RECORDED INFORMATION:
========================================

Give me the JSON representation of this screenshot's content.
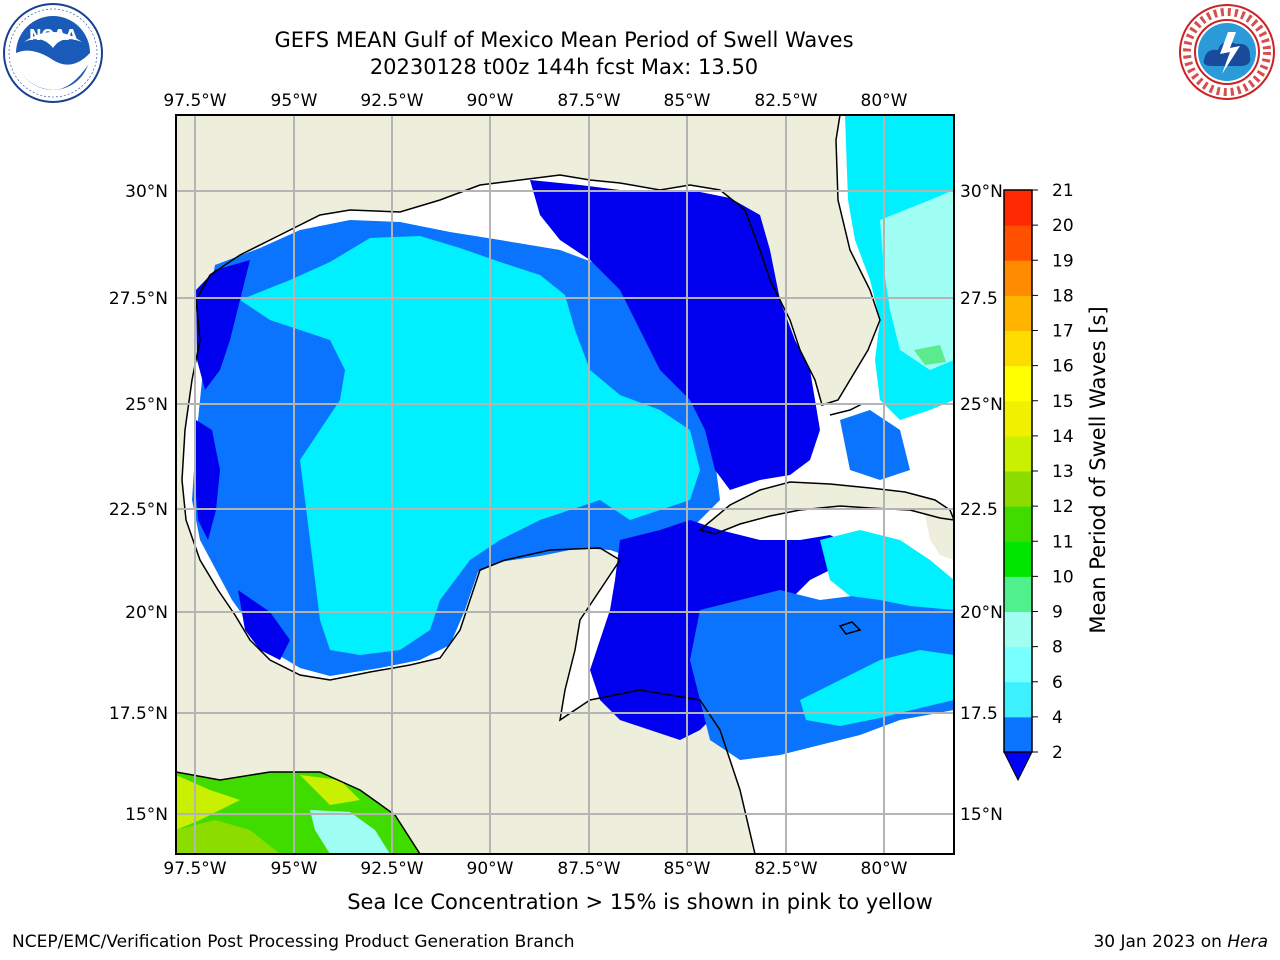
{
  "title_line1": "GEFS MEAN Gulf of Mexico Mean Period of Swell Waves",
  "title_line2": "20230128 t00z 144h fcst   Max: 13.50",
  "logos": {
    "noaa": {
      "text": "NOAA",
      "ring_text": "NATIONAL OCEANIC AND ATMOSPHERIC ADMINISTRATION · U.S. DEPARTMENT OF COMMERCE"
    },
    "nws": {
      "ring_text": "NATIONAL WEATHER SERVICE"
    }
  },
  "map": {
    "lon_labels": [
      "97.5°W",
      "95°W",
      "92.5°W",
      "90°W",
      "87.5°W",
      "85°W",
      "82.5°W",
      "80°W"
    ],
    "lat_labels_left": [
      "30°N",
      "27.5°N",
      "25°N",
      "22.5°N",
      "20°N",
      "17.5°N",
      "15°N"
    ],
    "lat_labels_right": [
      "30°N",
      "27.5",
      "25°N",
      "22.5",
      "20°N",
      "17.5",
      "15°N"
    ],
    "colors": {
      "land": "#eeeedd",
      "grid": "#b4b4b4",
      "coast": "#000000"
    }
  },
  "colorbar": {
    "title": "Mean Period of Swell Waves [s]",
    "ticks": [
      "2",
      "4",
      "6",
      "8",
      "9",
      "10",
      "11",
      "12",
      "13",
      "14",
      "15",
      "16",
      "17",
      "18",
      "19",
      "20",
      "21"
    ],
    "colors": [
      "#0a74ff",
      "#00dcff",
      "#3cf0ff",
      "#78ffff",
      "#a0fff0",
      "#50f08c",
      "#00e600",
      "#40dc00",
      "#8cdc00",
      "#c8f000",
      "#f0f000",
      "#ffff00",
      "#ffdc00",
      "#ffb400",
      "#ff8c00",
      "#ff5000",
      "#ff2800",
      "#ff0000"
    ],
    "extend_color": "#0000ff"
  },
  "bottom_note": "Sea Ice Concentration > 15% is shown in pink to yellow",
  "footer_left": "NCEP/EMC/Verification Post Processing Product Generation Branch",
  "footer_right_date": "30 Jan 2023 on",
  "footer_right_host": "Hera"
}
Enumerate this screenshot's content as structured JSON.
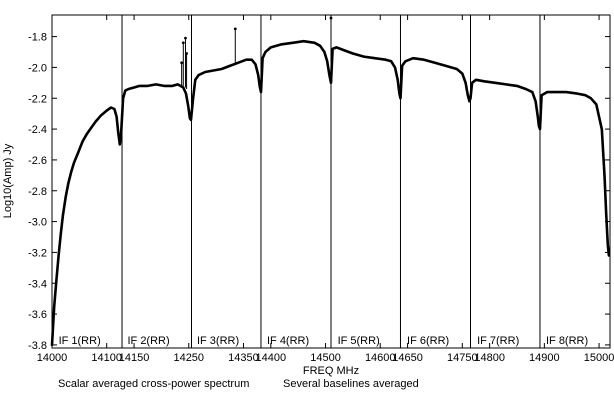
{
  "chart_data": {
    "type": "line",
    "title": "",
    "xlabel": "FREQ MHz",
    "ylabel": "Log10(Amp) Jy",
    "xlim": [
      14000,
      15020
    ],
    "ylim": [
      -3.82,
      -1.66
    ],
    "x_ticks": [
      14000,
      14100,
      14150,
      14250,
      14350,
      14400,
      14500,
      14600,
      14650,
      14750,
      14800,
      14900,
      15000
    ],
    "x_tick_labels": [
      "14000",
      "14100",
      "14150",
      "14250",
      "14350",
      "14400",
      "14500",
      "14600",
      "14650",
      "14750",
      "14800",
      "14900",
      "15000"
    ],
    "y_ticks": [
      -3.8,
      -3.6,
      -3.4,
      -3.2,
      -3.0,
      -2.8,
      -2.6,
      -2.4,
      -2.2,
      -2.0,
      -1.8
    ],
    "y_tick_labels": [
      "-3.8",
      "-3.6",
      "-3.4",
      "-3.2",
      "-3.0",
      "-2.8",
      "-2.6",
      "-2.4",
      "-2.2",
      "-2.0",
      "-1.8"
    ],
    "grid": false,
    "line_color": "#000000",
    "if_boundaries": [
      14128,
      14255,
      14382,
      14510,
      14637,
      14765,
      14892
    ],
    "if_labels": [
      {
        "text": "IF 1(RR)",
        "x": 14012
      },
      {
        "text": "IF 2(RR)",
        "x": 14138
      },
      {
        "text": "IF 3(RR)",
        "x": 14265
      },
      {
        "text": "IF 4(RR)",
        "x": 14393
      },
      {
        "text": "IF 5(RR)",
        "x": 14522
      },
      {
        "text": "IF 6(RR)",
        "x": 14649
      },
      {
        "text": "IF 7(RR)",
        "x": 14777
      },
      {
        "text": "IF 8(RR)",
        "x": 14903
      }
    ],
    "series": [
      {
        "x": [
          14000,
          14004,
          14008,
          14012,
          14016,
          14020,
          14025,
          14030,
          14035,
          14040,
          14048,
          14056,
          14064,
          14072,
          14080,
          14090,
          14100,
          14108,
          14114,
          14118,
          14121,
          14124,
          14126,
          14130,
          14134,
          14140,
          14150,
          14160,
          14175,
          14190,
          14205,
          14220,
          14230,
          14240,
          14245,
          14249,
          14252,
          14254,
          14258,
          14262,
          14268,
          14280,
          14295,
          14310,
          14325,
          14340,
          14355,
          14365,
          14372,
          14377,
          14380,
          14382,
          14385,
          14390,
          14400,
          14420,
          14440,
          14460,
          14480,
          14490,
          14498,
          14503,
          14507,
          14510,
          14513,
          14520,
          14535,
          14550,
          14570,
          14590,
          14610,
          14620,
          14627,
          14632,
          14635,
          14637,
          14640,
          14646,
          14660,
          14680,
          14700,
          14720,
          14740,
          14750,
          14756,
          14760,
          14763,
          14765,
          14768,
          14775,
          14790,
          14810,
          14830,
          14850,
          14866,
          14878,
          14884,
          14888,
          14890,
          14892,
          14895,
          14905,
          14920,
          14940,
          14960,
          14975,
          14985,
          14995,
          15005,
          15010,
          15013,
          15016,
          15018
        ],
        "y": [
          -3.8,
          -3.55,
          -3.38,
          -3.22,
          -3.08,
          -2.96,
          -2.84,
          -2.75,
          -2.68,
          -2.62,
          -2.55,
          -2.48,
          -2.43,
          -2.39,
          -2.35,
          -2.31,
          -2.28,
          -2.26,
          -2.27,
          -2.32,
          -2.42,
          -2.5,
          -2.45,
          -2.2,
          -2.15,
          -2.14,
          -2.13,
          -2.12,
          -2.12,
          -2.11,
          -2.12,
          -2.12,
          -2.11,
          -2.13,
          -2.17,
          -2.25,
          -2.33,
          -2.34,
          -2.2,
          -2.08,
          -2.05,
          -2.03,
          -2.02,
          -2.01,
          -1.99,
          -1.97,
          -1.95,
          -1.95,
          -1.98,
          -2.05,
          -2.13,
          -2.16,
          -1.94,
          -1.9,
          -1.87,
          -1.85,
          -1.84,
          -1.83,
          -1.84,
          -1.86,
          -1.9,
          -1.96,
          -2.05,
          -2.1,
          -1.88,
          -1.87,
          -1.89,
          -1.91,
          -1.93,
          -1.94,
          -1.95,
          -1.96,
          -2.0,
          -2.08,
          -2.17,
          -2.2,
          -1.99,
          -1.96,
          -1.94,
          -1.95,
          -1.97,
          -1.99,
          -2.01,
          -2.04,
          -2.1,
          -2.18,
          -2.22,
          -2.2,
          -2.1,
          -2.08,
          -2.09,
          -2.1,
          -2.11,
          -2.12,
          -2.14,
          -2.16,
          -2.22,
          -2.32,
          -2.38,
          -2.4,
          -2.18,
          -2.16,
          -2.16,
          -2.16,
          -2.17,
          -2.18,
          -2.2,
          -2.24,
          -2.4,
          -2.7,
          -2.95,
          -3.15,
          -3.22
        ]
      }
    ],
    "spikes": [
      {
        "x": 14237,
        "y0": -2.12,
        "y1": -1.97
      },
      {
        "x": 14240,
        "y0": -2.12,
        "y1": -1.84
      },
      {
        "x": 14244,
        "y0": -2.13,
        "y1": -1.81
      },
      {
        "x": 14246,
        "y0": -2.14,
        "y1": -1.91
      },
      {
        "x": 14335,
        "y0": -1.98,
        "y1": -1.75
      },
      {
        "x": 14510,
        "y0": -2.08,
        "y1": -1.68
      }
    ],
    "footer": {
      "left": "Scalar averaged cross-power spectrum",
      "right": "Several baselines averaged"
    }
  }
}
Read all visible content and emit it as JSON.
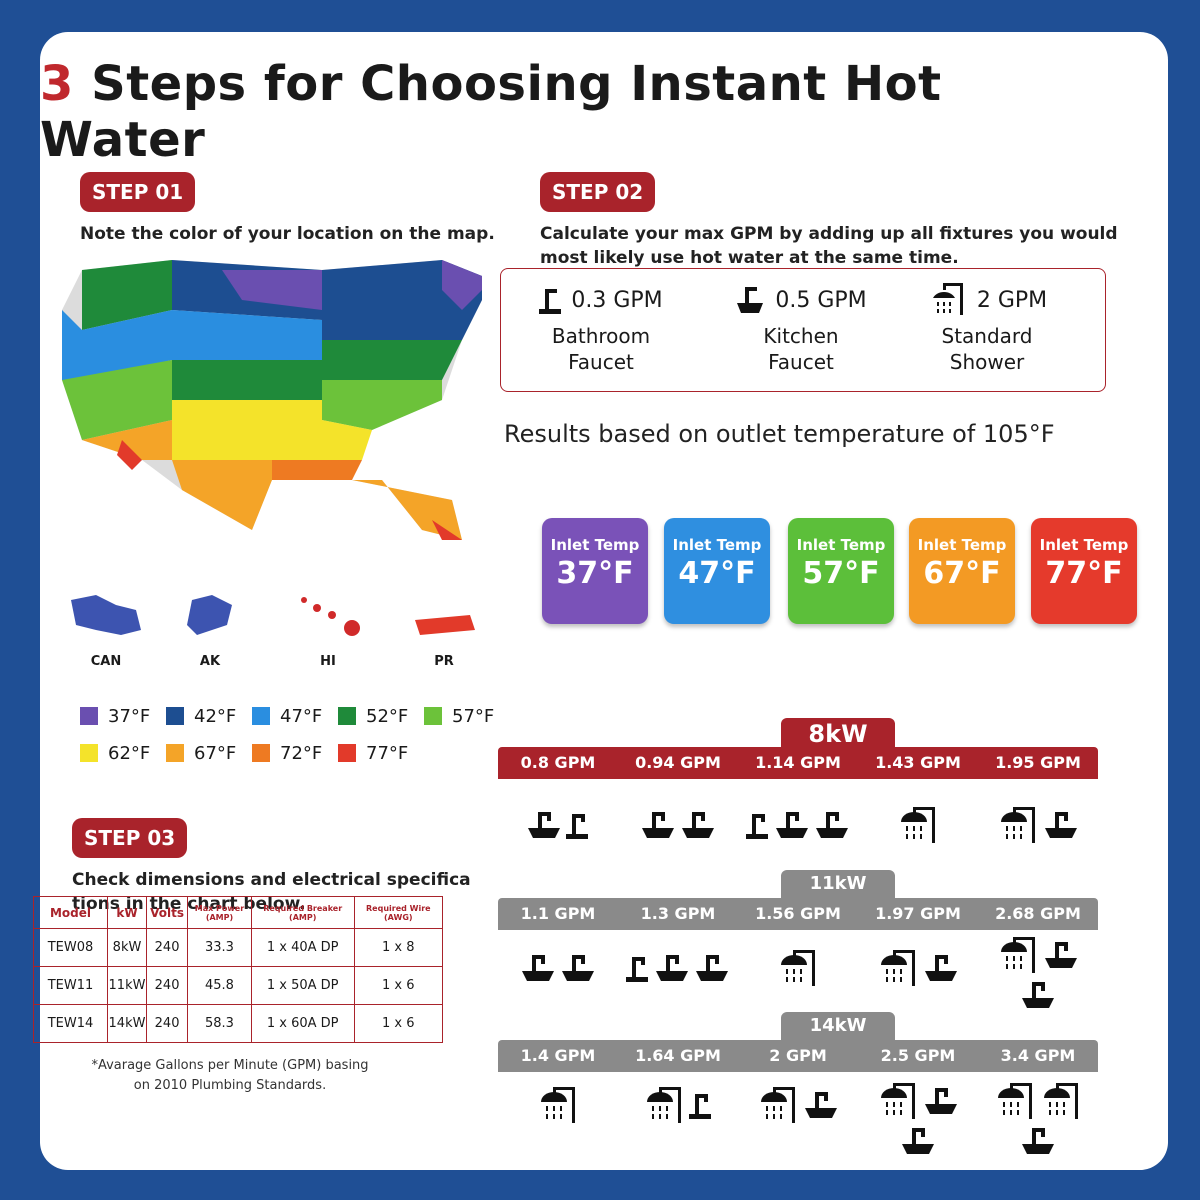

========================================

EXERCISE DETAILS: Retype the listing exactly. Pictures do not belong in the copy.

FINAL RESULT:
Give me the JSON representation of this screenshot's content.
{
  "title_line1": "GEFS MEAN Gulf of Mexico Mean Period of Swell Waves",
  "title_line2": "20230128 t00z 144h fcst   Max: 13.50",
  "logos": {
    "noaa": {
      "text": "NOAA",
      "ring_text": "NATIONAL OCEANIC AND ATMOSPHERIC ADMINISTRATION · U.S. DEPARTMENT OF COMMERCE"
    },
    "nws": {
      "ring_text": "NATIONAL WEATHER SERVICE"
    }
  },
  "map": {
    "lon_labels": [
      "97.5°W",
      "95°W",
      "92.5°W",
      "90°W",
      "87.5°W",
      "85°W",
      "82.5°W",
      "80°W"
    ],
    "lat_labels_left": [
      "30°N",
      "27.5°N",
      "25°N",
      "22.5°N",
      "20°N",
      "17.5°N",
      "15°N"
    ],
    "lat_labels_right": [
      "30°N",
      "27.5",
      "25°N",
      "22.5",
      "20°N",
      "17.5",
      "15°N"
    ],
    "colors": {
      "land": "#eeeedd",
      "grid": "#b4b4b4",
      "coast": "#000000"
    }
  },
  "colorbar": {
    "title": "Mean Period of Swell Waves [s]",
    "ticks": [
      "2",
      "4",
      "6",
      "8",
      "9",
      "10",
      "11",
      "12",
      "13",
      "14",
      "15",
      "16",
      "17",
      "18",
      "19",
      "20",
      "21"
    ],
    "colors": [
      "#0a74ff",
      "#00dcff",
      "#3cf0ff",
      "#78ffff",
      "#a0fff0",
      "#50f08c",
      "#00e600",
      "#40dc00",
      "#8cdc00",
      "#c8f000",
      "#f0f000",
      "#ffff00",
      "#ffdc00",
      "#ffb400",
      "#ff8c00",
      "#ff5000",
      "#ff2800",
      "#ff0000"
    ],
    "extend_color": "#0000ff"
  },
  "bottom_note": "Sea Ice Concentration > 15% is shown in pink to yellow",
  "footer_left": "NCEP/EMC/Verification Post Processing Product Generation Branch",
  "footer_right_date": "30 Jan 2023 on",
  "footer_right_host": "Hera"
}
Enumerate this screenshot's content as structured JSON.
{
  "chart_data": {
    "type": "line",
    "title": "",
    "xlabel": "FREQ MHz",
    "ylabel": "Log10(Amp) Jy",
    "xlim": [
      14000,
      15020
    ],
    "ylim": [
      -3.82,
      -1.66
    ],
    "x_ticks": [
      14000,
      14100,
      14150,
      14250,
      14350,
      14400,
      14500,
      14600,
      14650,
      14750,
      14800,
      14900,
      15000
    ],
    "x_tick_labels": [
      "14000",
      "14100",
      "14150",
      "14250",
      "14350",
      "14400",
      "14500",
      "14600",
      "14650",
      "14750",
      "14800",
      "14900",
      "15000"
    ],
    "y_ticks": [
      -3.8,
      -3.6,
      -3.4,
      -3.2,
      -3.0,
      -2.8,
      -2.6,
      -2.4,
      -2.2,
      -2.0,
      -1.8
    ],
    "y_tick_labels": [
      "-3.8",
      "-3.6",
      "-3.4",
      "-3.2",
      "-3.0",
      "-2.8",
      "-2.6",
      "-2.4",
      "-2.2",
      "-2.0",
      "-1.8"
    ],
    "grid": false,
    "line_color": "#000000",
    "if_boundaries": [
      14128,
      14255,
      14382,
      14510,
      14637,
      14765,
      14892
    ],
    "if_labels": [
      {
        "text": "IF 1(RR)",
        "x": 14012
      },
      {
        "text": "IF 2(RR)",
        "x": 14138
      },
      {
        "text": "IF 3(RR)",
        "x": 14265
      },
      {
        "text": "IF 4(RR)",
        "x": 14393
      },
      {
        "text": "IF 5(RR)",
        "x": 14522
      },
      {
        "text": "IF 6(RR)",
        "x": 14649
      },
      {
        "text": "IF 7(RR)",
        "x": 14777
      },
      {
        "text": "IF 8(RR)",
        "x": 14903
      }
    ],
    "series": [
      {
        "x": [
          14000,
          14004,
          14008,
          14012,
          14016,
          14020,
          14025,
          14030,
          14035,
          14040,
          14048,
          14056,
          14064,
          14072,
          14080,
          14090,
          14100,
          14108,
          14114,
          14118,
          14121,
          14124,
          14126,
          14130,
          14134,
          14140,
          14150,
          14160,
          14175,
          14190,
          14205,
          14220,
          14230,
          14240,
          14245,
          14249,
          14252,
          14254,
          14258,
          14262,
          14268,
          14280,
          14295,
          14310,
          14325,
          14340,
          14355,
          14365,
          14372,
          14377,
          14380,
          14382,
          14385,
          14390,
          14400,
          14420,
          14440,
          14460,
          14480,
          14490,
          14498,
          14503,
          14507,
          14510,
          14513,
          14520,
          14535,
          14550,
          14570,
          14590,
          14610,
          14620,
          14627,
          14632,
          14635,
          14637,
          14640,
          14646,
          14660,
          14680,
          14700,
          14720,
          14740,
          14750,
          14756,
          14760,
          14763,
          14765,
          14768,
          14775,
          14790,
          14810,
          14830,
          14850,
          14866,
          14878,
          14884,
          14888,
          14890,
          14892,
          14895,
          14905,
          14920,
          14940,
          14960,
          14975,
          14985,
          14995,
          15005,
          15010,
          15013,
          15016,
          15018
        ],
        "y": [
          -3.8,
          -3.55,
          -3.38,
          -3.22,
          -3.08,
          -2.96,
          -2.84,
          -2.75,
          -2.68,
          -2.62,
          -2.55,
          -2.48,
          -2.43,
          -2.39,
          -2.35,
          -2.31,
          -2.28,
          -2.26,
          -2.27,
          -2.32,
          -2.42,
          -2.5,
          -2.45,
          -2.2,
          -2.15,
          -2.14,
          -2.13,
          -2.12,
          -2.12,
          -2.11,
          -2.12,
          -2.12,
          -2.11,
          -2.13,
          -2.17,
          -2.25,
          -2.33,
          -2.34,
          -2.2,
          -2.08,
          -2.05,
          -2.03,
          -2.02,
          -2.01,
          -1.99,
          -1.97,
          -1.95,
          -1.95,
          -1.98,
          -2.05,
          -2.13,
          -2.16,
          -1.94,
          -1.9,
          -1.87,
          -1.85,
          -1.84,
          -1.83,
          -1.84,
          -1.86,
          -1.9,
          -1.96,
          -2.05,
          -2.1,
          -1.88,
          -1.87,
          -1.89,
          -1.91,
          -1.93,
          -1.94,
          -1.95,
          -1.96,
          -2.0,
          -2.08,
          -2.17,
          -2.2,
          -1.99,
          -1.96,
          -1.94,
          -1.95,
          -1.97,
          -1.99,
          -2.01,
          -2.04,
          -2.1,
          -2.18,
          -2.22,
          -2.2,
          -2.1,
          -2.08,
          -2.09,
          -2.1,
          -2.11,
          -2.12,
          -2.14,
          -2.16,
          -2.22,
          -2.32,
          -2.38,
          -2.4,
          -2.18,
          -2.16,
          -2.16,
          -2.16,
          -2.17,
          -2.18,
          -2.2,
          -2.24,
          -2.4,
          -2.7,
          -2.95,
          -3.15,
          -3.22
        ]
      }
    ],
    "spikes": [
      {
        "x": 14237,
        "y0": -2.12,
        "y1": -1.97
      },
      {
        "x": 14240,
        "y0": -2.12,
        "y1": -1.84
      },
      {
        "x": 14244,
        "y0": -2.13,
        "y1": -1.81
      },
      {
        "x": 14246,
        "y0": -2.14,
        "y1": -1.91
      },
      {
        "x": 14335,
        "y0": -1.98,
        "y1": -1.75
      },
      {
        "x": 14510,
        "y0": -2.08,
        "y1": -1.68
      }
    ],
    "footer": {
      "left": "Scalar averaged cross-power spectrum",
      "right": "Several baselines averaged"
    }
  }
}
Read all visible content and emit it as JSON.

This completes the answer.